Recorded data:
● ● ●
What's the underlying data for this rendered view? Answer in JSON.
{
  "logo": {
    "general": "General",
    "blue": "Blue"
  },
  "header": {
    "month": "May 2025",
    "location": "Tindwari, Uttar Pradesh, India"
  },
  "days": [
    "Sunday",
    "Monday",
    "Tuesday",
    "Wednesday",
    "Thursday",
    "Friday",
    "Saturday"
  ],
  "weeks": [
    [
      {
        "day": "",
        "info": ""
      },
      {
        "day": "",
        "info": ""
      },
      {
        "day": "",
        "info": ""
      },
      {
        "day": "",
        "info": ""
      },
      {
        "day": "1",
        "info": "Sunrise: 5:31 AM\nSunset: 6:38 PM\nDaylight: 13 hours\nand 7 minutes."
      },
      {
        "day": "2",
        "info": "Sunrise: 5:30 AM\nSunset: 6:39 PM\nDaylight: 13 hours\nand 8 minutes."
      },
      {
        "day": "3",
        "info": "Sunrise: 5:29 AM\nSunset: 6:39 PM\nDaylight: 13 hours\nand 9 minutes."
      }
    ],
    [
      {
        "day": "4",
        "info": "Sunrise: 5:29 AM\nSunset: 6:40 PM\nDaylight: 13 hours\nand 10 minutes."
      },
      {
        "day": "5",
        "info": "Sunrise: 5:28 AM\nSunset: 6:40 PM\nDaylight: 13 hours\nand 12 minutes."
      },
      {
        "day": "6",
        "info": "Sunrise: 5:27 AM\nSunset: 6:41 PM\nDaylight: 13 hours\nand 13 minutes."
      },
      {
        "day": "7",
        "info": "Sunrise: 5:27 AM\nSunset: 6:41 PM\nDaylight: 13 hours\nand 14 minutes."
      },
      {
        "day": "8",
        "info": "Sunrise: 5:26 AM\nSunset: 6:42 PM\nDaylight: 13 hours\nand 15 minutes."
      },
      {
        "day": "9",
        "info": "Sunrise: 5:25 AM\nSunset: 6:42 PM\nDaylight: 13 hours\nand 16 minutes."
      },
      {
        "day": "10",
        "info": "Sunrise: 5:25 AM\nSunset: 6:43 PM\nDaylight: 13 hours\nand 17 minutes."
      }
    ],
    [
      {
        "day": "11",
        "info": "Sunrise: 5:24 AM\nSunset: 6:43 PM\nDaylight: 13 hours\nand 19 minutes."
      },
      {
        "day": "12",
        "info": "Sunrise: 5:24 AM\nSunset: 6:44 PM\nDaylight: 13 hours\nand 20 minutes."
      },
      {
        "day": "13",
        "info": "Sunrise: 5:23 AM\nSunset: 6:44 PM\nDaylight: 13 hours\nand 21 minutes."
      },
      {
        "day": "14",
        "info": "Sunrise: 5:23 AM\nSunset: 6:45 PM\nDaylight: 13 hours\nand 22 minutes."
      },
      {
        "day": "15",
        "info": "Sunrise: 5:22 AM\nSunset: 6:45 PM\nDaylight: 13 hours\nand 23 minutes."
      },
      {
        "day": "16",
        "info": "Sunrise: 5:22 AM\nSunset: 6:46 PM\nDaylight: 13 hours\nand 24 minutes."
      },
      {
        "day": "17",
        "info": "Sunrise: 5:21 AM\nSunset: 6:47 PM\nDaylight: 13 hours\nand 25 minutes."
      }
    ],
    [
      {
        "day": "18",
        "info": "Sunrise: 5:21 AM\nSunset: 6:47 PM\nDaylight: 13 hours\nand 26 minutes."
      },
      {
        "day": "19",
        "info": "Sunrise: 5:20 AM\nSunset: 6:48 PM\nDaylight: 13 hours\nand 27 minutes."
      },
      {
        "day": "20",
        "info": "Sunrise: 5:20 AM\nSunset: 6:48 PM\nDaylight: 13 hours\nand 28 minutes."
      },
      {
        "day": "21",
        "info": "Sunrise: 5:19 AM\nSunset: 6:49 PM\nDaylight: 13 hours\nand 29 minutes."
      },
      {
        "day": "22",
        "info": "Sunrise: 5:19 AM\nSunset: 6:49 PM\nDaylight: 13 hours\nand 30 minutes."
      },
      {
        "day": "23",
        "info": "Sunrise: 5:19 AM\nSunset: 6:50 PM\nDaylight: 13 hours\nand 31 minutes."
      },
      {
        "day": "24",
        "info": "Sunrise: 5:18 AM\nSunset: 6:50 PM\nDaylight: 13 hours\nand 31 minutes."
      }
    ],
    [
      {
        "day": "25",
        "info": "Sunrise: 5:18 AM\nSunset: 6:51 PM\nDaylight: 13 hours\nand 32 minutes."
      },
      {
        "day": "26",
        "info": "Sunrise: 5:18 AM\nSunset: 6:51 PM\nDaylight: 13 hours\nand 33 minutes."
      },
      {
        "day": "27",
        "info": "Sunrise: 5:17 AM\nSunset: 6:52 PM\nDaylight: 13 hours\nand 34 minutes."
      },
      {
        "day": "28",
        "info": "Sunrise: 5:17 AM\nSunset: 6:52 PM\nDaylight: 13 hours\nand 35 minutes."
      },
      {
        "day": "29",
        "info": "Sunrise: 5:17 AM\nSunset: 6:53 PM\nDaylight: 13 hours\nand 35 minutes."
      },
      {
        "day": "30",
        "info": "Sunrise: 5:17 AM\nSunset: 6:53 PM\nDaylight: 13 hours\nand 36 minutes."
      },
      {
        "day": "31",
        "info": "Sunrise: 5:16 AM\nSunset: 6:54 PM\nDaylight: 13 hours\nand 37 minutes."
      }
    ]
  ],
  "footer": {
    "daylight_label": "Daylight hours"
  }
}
● ● ●
Output each record exactly, leaving nothing out.

▶ **Solution to this task**:
What's the underlying data for this rendered view? Answer in JSON.
{
  "logo": {
    "general": "General",
    "blue": "Blue"
  },
  "header": {
    "month": "May 2025",
    "location": "Tindwari, Uttar Pradesh, India"
  },
  "days": [
    "Sunday",
    "Monday",
    "Tuesday",
    "Wednesday",
    "Thursday",
    "Friday",
    "Saturday"
  ],
  "weeks": [
    [
      {
        "day": "",
        "info": ""
      },
      {
        "day": "",
        "info": ""
      },
      {
        "day": "",
        "info": ""
      },
      {
        "day": "",
        "info": ""
      },
      {
        "day": "1",
        "info": "Sunrise: 5:31 AM\nSunset: 6:38 PM\nDaylight: 13 hours\nand 7 minutes."
      },
      {
        "day": "2",
        "info": "Sunrise: 5:30 AM\nSunset: 6:39 PM\nDaylight: 13 hours\nand 8 minutes."
      },
      {
        "day": "3",
        "info": "Sunrise: 5:29 AM\nSunset: 6:39 PM\nDaylight: 13 hours\nand 9 minutes."
      }
    ],
    [
      {
        "day": "4",
        "info": "Sunrise: 5:29 AM\nSunset: 6:40 PM\nDaylight: 13 hours\nand 10 minutes."
      },
      {
        "day": "5",
        "info": "Sunrise: 5:28 AM\nSunset: 6:40 PM\nDaylight: 13 hours\nand 12 minutes."
      },
      {
        "day": "6",
        "info": "Sunrise: 5:27 AM\nSunset: 6:41 PM\nDaylight: 13 hours\nand 13 minutes."
      },
      {
        "day": "7",
        "info": "Sunrise: 5:27 AM\nSunset: 6:41 PM\nDaylight: 13 hours\nand 14 minutes."
      },
      {
        "day": "8",
        "info": "Sunrise: 5:26 AM\nSunset: 6:42 PM\nDaylight: 13 hours\nand 15 minutes."
      },
      {
        "day": "9",
        "info": "Sunrise: 5:25 AM\nSunset: 6:42 PM\nDaylight: 13 hours\nand 16 minutes."
      },
      {
        "day": "10",
        "info": "Sunrise: 5:25 AM\nSunset: 6:43 PM\nDaylight: 13 hours\nand 17 minutes."
      }
    ],
    [
      {
        "day": "11",
        "info": "Sunrise: 5:24 AM\nSunset: 6:43 PM\nDaylight: 13 hours\nand 19 minutes."
      },
      {
        "day": "12",
        "info": "Sunrise: 5:24 AM\nSunset: 6:44 PM\nDaylight: 13 hours\nand 20 minutes."
      },
      {
        "day": "13",
        "info": "Sunrise: 5:23 AM\nSunset: 6:44 PM\nDaylight: 13 hours\nand 21 minutes."
      },
      {
        "day": "14",
        "info": "Sunrise: 5:23 AM\nSunset: 6:45 PM\nDaylight: 13 hours\nand 22 minutes."
      },
      {
        "day": "15",
        "info": "Sunrise: 5:22 AM\nSunset: 6:45 PM\nDaylight: 13 hours\nand 23 minutes."
      },
      {
        "day": "16",
        "info": "Sunrise: 5:22 AM\nSunset: 6:46 PM\nDaylight: 13 hours\nand 24 minutes."
      },
      {
        "day": "17",
        "info": "Sunrise: 5:21 AM\nSunset: 6:47 PM\nDaylight: 13 hours\nand 25 minutes."
      }
    ],
    [
      {
        "day": "18",
        "info": "Sunrise: 5:21 AM\nSunset: 6:47 PM\nDaylight: 13 hours\nand 26 minutes."
      },
      {
        "day": "19",
        "info": "Sunrise: 5:20 AM\nSunset: 6:48 PM\nDaylight: 13 hours\nand 27 minutes."
      },
      {
        "day": "20",
        "info": "Sunrise: 5:20 AM\nSunset: 6:48 PM\nDaylight: 13 hours\nand 28 minutes."
      },
      {
        "day": "21",
        "info": "Sunrise: 5:19 AM\nSunset: 6:49 PM\nDaylight: 13 hours\nand 29 minutes."
      },
      {
        "day": "22",
        "info": "Sunrise: 5:19 AM\nSunset: 6:49 PM\nDaylight: 13 hours\nand 30 minutes."
      },
      {
        "day": "23",
        "info": "Sunrise: 5:19 AM\nSunset: 6:50 PM\nDaylight: 13 hours\nand 31 minutes."
      },
      {
        "day": "24",
        "info": "Sunrise: 5:18 AM\nSunset: 6:50 PM\nDaylight: 13 hours\nand 31 minutes."
      }
    ],
    [
      {
        "day": "25",
        "info": "Sunrise: 5:18 AM\nSunset: 6:51 PM\nDaylight: 13 hours\nand 32 minutes."
      },
      {
        "day": "26",
        "info": "Sunrise: 5:18 AM\nSunset: 6:51 PM\nDaylight: 13 hours\nand 33 minutes."
      },
      {
        "day": "27",
        "info": "Sunrise: 5:17 AM\nSunset: 6:52 PM\nDaylight: 13 hours\nand 34 minutes."
      },
      {
        "day": "28",
        "info": "Sunrise: 5:17 AM\nSunset: 6:52 PM\nDaylight: 13 hours\nand 35 minutes."
      },
      {
        "day": "29",
        "info": "Sunrise: 5:17 AM\nSunset: 6:53 PM\nDaylight: 13 hours\nand 35 minutes."
      },
      {
        "day": "30",
        "info": "Sunrise: 5:17 AM\nSunset: 6:53 PM\nDaylight: 13 hours\nand 36 minutes."
      },
      {
        "day": "31",
        "info": "Sunrise: 5:16 AM\nSunset: 6:54 PM\nDaylight: 13 hours\nand 37 minutes."
      }
    ]
  ],
  "footer": {
    "daylight_label": "Daylight hours"
  }
}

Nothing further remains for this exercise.